→ **Task statement**: Here are some records; return them all exactly.

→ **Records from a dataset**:
........
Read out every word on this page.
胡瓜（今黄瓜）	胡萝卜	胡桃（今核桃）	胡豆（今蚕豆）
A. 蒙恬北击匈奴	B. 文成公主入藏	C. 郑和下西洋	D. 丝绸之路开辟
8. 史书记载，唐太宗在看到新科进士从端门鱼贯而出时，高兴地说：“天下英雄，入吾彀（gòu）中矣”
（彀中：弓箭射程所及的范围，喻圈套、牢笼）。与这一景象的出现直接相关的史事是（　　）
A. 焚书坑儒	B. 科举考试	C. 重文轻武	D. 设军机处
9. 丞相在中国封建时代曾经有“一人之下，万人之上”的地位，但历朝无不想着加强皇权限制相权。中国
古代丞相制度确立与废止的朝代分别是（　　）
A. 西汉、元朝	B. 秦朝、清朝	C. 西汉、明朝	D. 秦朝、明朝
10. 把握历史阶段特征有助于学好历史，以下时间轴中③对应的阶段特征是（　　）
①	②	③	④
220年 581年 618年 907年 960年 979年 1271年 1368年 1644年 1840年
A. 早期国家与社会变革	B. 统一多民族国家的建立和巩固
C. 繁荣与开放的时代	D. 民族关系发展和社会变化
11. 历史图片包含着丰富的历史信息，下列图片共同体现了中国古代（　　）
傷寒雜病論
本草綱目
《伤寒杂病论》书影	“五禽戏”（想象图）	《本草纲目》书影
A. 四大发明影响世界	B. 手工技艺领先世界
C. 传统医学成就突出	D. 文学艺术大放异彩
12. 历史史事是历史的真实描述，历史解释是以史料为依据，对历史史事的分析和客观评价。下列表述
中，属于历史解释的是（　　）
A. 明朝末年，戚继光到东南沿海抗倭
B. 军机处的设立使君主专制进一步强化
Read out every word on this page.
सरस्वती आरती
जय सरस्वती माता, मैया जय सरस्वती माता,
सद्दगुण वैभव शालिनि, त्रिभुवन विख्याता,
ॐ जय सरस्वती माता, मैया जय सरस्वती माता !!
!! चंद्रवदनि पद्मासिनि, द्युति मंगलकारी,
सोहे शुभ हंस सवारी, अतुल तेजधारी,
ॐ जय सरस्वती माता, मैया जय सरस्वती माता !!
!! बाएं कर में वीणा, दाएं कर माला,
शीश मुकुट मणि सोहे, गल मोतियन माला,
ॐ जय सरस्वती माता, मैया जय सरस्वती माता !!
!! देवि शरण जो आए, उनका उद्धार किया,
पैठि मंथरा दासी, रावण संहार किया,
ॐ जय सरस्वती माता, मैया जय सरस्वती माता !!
........
→ **Result for this task**:
Read out every word on this page.
胡瓜（今黄瓜）	胡萝卜	胡桃（今核桃）	胡豆（今蚕豆）
A. 蒙恬北击匈奴	B. 文成公主入藏	C. 郑和下西洋	D. 丝绸之路开辟
8. 史书记载，唐太宗在看到新科进士从端门鱼贯而出时，高兴地说：“天下英雄，入吾彀（gòu）中矣”
（彀中：弓箭射程所及的范围，喻圈套、牢笼）。与这一景象的出现直接相关的史事是（　　）
A. 焚书坑儒	B. 科举考试	C. 重文轻武	D. 设军机处
9. 丞相在中国封建时代曾经有“一人之下，万人之上”的地位，但历朝无不想着加强皇权限制相权。中国
古代丞相制度确立与废止的朝代分别是（　　）
A. 西汉、元朝	B. 秦朝、清朝	C. 西汉、明朝	D. 秦朝、明朝
10. 把握历史阶段特征有助于学好历史，以下时间轴中③对应的阶段特征是（　　）
①	②	③	④
220年 581年 618年 907年 960年 979年 1271年 1368年 1644年 1840年
A. 早期国家与社会变革	B. 统一多民族国家的建立和巩固
C. 繁荣与开放的时代	D. 民族关系发展和社会变化
11. 历史图片包含着丰富的历史信息，下列图片共同体现了中国古代（　　）
傷寒雜病論
本草綱目
《伤寒杂病论》书影	“五禽戏”（想象图）	《本草纲目》书影
A. 四大发明影响世界	B. 手工技艺领先世界
C. 传统医学成就突出	D. 文学艺术大放异彩
12. 历史史事是历史的真实描述，历史解释是以史料为依据，对历史史事的分析和客观评价。下列表述
中，属于历史解释的是（　　）
A. 明朝末年，戚继光到东南沿海抗倭
B. 军机处的设立使君主专制进一步强化
Read out every word on this page.
सरस्वती आरती
जय सरस्वती माता, मैया जय सरस्वती माता,
सद्दगुण वैभव शालिनि, त्रिभुवन विख्याता,
ॐ जय सरस्वती माता, मैया जय सरस्वती माता !!
!! चंद्रवदनि पद्मासिनि, द्युति मंगलकारी,
सोहे शुभ हंस सवारी, अतुल तेजधारी,
ॐ जय सरस्वती माता, मैया जय सरस्वती माता !!
!! बाएं कर में वीणा, दाएं कर माला,
शीश मुकुट मणि सोहे, गल मोतियन माला,
ॐ जय सरस्वती माता, मैया जय सरस्वती माता !!
!! देवि शरण जो आए, उनका उद्धार किया,
पैठि मंथरा दासी, रावण संहार किया,
ॐ जय सरस्वती माता, मैया जय सरस्वती माता !!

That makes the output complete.